> _WHAT TO WORK ON_:
Please copy every line of the records below that holds the word "JSON".
_ _ _
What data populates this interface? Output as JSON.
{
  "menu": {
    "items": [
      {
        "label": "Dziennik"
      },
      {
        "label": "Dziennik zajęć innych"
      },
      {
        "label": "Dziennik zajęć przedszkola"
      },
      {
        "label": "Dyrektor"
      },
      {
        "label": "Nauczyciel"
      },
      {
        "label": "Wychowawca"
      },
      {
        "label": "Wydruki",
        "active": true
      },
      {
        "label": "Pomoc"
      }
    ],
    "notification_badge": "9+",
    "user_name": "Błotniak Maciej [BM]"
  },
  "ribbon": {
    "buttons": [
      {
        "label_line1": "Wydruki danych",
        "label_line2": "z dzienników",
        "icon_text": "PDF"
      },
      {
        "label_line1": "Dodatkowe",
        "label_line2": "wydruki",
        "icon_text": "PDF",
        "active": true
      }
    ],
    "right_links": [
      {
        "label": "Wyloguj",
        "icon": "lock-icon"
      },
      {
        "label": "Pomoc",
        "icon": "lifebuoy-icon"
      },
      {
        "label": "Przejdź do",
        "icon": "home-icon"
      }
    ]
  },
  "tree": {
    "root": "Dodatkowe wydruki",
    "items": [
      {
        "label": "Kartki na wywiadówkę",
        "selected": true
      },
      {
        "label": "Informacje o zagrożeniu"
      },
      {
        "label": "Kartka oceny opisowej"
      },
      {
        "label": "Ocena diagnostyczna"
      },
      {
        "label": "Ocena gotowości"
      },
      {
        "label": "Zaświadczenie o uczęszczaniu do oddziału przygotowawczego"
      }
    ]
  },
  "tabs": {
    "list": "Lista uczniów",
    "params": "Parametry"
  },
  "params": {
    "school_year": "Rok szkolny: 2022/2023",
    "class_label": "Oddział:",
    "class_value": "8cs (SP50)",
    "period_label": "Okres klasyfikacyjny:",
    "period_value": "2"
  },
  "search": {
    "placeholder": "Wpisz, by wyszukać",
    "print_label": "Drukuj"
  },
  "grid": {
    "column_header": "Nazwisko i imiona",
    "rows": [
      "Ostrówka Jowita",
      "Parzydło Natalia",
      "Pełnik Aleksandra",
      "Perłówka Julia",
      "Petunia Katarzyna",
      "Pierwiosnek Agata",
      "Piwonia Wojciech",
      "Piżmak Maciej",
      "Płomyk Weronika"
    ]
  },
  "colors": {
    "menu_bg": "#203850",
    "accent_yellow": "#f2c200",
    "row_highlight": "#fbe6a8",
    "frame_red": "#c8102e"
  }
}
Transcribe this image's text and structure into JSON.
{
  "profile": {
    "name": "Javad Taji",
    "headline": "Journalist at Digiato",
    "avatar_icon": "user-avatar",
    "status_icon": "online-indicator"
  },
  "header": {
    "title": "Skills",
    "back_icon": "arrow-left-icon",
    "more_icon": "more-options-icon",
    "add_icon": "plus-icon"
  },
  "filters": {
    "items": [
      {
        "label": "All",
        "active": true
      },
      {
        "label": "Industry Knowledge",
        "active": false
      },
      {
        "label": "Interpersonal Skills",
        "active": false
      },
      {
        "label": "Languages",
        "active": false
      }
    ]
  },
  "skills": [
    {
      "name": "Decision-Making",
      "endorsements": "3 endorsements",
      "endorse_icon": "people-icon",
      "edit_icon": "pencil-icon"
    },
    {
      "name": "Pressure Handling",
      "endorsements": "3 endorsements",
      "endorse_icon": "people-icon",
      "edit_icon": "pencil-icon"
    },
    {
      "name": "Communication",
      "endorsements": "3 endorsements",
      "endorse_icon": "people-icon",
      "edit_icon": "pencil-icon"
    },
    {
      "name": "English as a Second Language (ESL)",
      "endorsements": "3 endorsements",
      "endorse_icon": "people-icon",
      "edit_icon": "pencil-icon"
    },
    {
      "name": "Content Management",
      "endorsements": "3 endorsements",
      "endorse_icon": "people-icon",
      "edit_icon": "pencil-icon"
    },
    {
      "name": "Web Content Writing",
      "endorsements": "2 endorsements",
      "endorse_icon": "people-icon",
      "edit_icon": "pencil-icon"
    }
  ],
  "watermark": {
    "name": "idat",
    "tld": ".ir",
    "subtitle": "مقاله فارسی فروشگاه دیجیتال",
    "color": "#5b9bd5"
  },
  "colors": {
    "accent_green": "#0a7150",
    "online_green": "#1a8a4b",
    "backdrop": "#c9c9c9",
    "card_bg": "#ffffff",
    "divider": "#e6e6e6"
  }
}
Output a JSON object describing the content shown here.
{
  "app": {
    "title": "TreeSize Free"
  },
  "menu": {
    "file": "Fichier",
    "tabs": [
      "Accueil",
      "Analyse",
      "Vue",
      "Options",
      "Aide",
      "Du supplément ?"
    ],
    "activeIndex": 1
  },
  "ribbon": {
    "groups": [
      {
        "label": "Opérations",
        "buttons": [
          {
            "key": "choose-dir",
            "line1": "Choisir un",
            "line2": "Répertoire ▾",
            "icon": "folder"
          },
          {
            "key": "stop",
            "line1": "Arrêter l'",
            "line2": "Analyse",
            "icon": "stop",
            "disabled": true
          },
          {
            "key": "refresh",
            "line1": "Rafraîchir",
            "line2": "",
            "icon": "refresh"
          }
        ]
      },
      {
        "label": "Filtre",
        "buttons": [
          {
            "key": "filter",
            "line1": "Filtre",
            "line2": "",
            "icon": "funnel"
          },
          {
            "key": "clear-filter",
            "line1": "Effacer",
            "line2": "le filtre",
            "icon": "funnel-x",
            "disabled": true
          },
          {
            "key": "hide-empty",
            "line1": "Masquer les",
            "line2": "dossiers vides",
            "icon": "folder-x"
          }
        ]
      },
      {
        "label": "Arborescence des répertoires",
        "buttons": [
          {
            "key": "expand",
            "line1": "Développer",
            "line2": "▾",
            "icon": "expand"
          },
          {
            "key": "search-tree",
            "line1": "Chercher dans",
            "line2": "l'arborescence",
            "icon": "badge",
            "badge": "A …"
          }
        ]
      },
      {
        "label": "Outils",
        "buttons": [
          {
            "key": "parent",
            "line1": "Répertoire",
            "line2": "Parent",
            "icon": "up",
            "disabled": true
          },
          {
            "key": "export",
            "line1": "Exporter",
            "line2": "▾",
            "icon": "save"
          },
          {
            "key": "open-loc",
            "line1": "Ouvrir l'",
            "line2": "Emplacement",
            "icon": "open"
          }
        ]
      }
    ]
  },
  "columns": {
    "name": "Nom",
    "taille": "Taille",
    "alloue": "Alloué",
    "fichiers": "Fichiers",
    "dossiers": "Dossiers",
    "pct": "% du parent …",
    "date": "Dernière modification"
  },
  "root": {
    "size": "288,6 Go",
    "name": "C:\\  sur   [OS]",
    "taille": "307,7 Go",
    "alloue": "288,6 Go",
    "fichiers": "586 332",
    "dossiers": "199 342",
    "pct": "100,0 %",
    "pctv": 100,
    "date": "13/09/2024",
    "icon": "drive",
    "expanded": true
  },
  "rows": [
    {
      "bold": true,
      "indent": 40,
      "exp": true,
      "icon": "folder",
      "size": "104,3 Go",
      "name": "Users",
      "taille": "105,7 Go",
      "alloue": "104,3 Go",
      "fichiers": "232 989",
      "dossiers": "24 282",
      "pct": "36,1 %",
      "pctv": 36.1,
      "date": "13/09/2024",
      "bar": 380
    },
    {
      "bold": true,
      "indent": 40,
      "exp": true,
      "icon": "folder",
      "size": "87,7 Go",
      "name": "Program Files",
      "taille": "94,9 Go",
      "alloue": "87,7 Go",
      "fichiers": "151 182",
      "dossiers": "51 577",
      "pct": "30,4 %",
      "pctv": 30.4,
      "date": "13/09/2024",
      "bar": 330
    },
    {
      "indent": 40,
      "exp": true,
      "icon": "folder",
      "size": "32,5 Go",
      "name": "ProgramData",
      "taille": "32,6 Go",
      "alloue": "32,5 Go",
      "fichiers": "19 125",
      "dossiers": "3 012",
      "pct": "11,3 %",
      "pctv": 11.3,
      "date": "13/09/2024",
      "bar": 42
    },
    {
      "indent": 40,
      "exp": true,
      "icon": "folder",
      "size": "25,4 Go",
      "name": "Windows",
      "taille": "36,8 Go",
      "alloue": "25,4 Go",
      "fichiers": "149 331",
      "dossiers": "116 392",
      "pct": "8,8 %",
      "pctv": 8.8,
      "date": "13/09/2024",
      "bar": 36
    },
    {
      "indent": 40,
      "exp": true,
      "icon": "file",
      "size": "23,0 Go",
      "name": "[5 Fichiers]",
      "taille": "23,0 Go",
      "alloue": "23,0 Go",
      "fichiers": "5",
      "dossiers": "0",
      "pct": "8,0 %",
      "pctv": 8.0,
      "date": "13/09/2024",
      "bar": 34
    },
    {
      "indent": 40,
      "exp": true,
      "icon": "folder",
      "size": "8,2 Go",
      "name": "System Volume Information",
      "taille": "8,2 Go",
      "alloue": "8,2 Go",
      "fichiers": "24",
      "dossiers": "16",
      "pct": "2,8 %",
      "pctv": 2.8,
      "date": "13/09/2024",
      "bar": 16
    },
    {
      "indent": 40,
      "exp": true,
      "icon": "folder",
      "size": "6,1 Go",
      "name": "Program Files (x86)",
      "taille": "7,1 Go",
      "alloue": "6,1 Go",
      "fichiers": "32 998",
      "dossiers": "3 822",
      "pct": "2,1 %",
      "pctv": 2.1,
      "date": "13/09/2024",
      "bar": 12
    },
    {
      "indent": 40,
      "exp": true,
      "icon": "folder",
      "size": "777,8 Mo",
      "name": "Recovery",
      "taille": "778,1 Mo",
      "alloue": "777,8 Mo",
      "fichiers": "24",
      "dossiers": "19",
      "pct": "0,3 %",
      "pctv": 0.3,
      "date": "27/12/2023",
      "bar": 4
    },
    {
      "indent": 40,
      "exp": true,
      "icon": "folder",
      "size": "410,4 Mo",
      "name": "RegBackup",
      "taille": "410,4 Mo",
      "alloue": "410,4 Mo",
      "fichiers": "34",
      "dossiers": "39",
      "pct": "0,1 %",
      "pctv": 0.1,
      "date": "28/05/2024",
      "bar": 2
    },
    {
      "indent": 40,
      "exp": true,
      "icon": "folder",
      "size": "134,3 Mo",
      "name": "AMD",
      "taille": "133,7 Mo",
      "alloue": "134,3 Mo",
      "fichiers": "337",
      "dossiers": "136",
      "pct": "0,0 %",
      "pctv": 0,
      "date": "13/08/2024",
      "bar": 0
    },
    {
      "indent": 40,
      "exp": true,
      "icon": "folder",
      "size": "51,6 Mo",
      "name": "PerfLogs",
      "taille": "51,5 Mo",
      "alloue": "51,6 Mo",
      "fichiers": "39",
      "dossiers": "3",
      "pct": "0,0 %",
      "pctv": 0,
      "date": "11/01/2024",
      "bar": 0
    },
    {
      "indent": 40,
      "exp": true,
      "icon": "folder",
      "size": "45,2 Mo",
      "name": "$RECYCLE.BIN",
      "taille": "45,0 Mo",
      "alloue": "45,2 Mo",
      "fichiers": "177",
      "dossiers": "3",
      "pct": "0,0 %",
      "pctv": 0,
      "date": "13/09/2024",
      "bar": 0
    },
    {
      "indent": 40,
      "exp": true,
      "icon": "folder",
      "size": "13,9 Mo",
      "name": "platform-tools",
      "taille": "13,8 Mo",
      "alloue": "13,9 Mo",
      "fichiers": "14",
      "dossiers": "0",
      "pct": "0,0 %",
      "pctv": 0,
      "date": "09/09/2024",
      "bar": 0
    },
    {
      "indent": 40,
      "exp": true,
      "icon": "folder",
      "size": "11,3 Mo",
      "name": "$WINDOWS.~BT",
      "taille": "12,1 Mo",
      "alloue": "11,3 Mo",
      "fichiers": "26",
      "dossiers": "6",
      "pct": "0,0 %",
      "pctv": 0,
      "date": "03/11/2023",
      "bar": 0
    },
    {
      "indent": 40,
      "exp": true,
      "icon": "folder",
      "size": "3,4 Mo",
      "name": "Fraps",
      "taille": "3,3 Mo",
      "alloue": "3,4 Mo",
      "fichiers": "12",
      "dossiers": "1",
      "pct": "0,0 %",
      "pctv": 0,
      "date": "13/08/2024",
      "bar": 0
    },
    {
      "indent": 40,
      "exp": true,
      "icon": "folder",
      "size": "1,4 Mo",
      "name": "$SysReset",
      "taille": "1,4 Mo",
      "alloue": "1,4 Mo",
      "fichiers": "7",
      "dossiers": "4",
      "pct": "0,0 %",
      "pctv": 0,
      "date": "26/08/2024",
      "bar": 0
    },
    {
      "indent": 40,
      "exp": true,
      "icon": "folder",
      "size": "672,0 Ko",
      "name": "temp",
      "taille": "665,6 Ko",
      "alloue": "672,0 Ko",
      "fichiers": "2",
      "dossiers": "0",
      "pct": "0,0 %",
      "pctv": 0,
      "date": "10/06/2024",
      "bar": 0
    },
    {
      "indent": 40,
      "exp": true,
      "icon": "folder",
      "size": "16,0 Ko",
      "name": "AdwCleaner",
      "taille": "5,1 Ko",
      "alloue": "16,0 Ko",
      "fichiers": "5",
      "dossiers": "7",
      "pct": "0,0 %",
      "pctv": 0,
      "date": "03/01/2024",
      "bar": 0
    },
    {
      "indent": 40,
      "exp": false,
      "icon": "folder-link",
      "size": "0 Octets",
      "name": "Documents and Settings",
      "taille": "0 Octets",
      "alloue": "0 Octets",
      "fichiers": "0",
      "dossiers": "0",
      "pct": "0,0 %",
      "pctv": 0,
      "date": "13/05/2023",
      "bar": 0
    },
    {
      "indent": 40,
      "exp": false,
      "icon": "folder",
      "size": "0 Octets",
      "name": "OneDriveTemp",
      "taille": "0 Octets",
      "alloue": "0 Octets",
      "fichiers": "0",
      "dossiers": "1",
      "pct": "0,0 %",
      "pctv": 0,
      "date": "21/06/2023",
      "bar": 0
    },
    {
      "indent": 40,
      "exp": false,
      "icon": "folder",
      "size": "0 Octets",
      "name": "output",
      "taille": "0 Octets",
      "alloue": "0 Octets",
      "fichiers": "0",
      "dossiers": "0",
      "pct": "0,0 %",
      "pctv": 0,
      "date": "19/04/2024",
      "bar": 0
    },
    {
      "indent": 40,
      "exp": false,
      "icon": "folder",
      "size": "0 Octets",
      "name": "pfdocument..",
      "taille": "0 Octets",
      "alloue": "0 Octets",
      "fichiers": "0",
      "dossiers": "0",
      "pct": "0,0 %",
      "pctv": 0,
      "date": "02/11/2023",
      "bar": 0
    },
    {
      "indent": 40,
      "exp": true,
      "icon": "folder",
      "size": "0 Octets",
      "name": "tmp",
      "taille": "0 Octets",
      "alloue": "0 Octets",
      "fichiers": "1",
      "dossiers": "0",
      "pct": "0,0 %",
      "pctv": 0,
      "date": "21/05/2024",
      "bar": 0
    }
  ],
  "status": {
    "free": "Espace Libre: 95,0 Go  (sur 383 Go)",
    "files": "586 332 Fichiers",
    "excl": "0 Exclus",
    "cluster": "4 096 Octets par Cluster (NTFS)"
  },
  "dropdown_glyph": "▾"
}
_ _ _
> _EXERCISE ANSWER_:
What data populates this interface? Output as JSON.
Transcribe this image's text and structure into JSON.
Output a JSON object describing the content shown here.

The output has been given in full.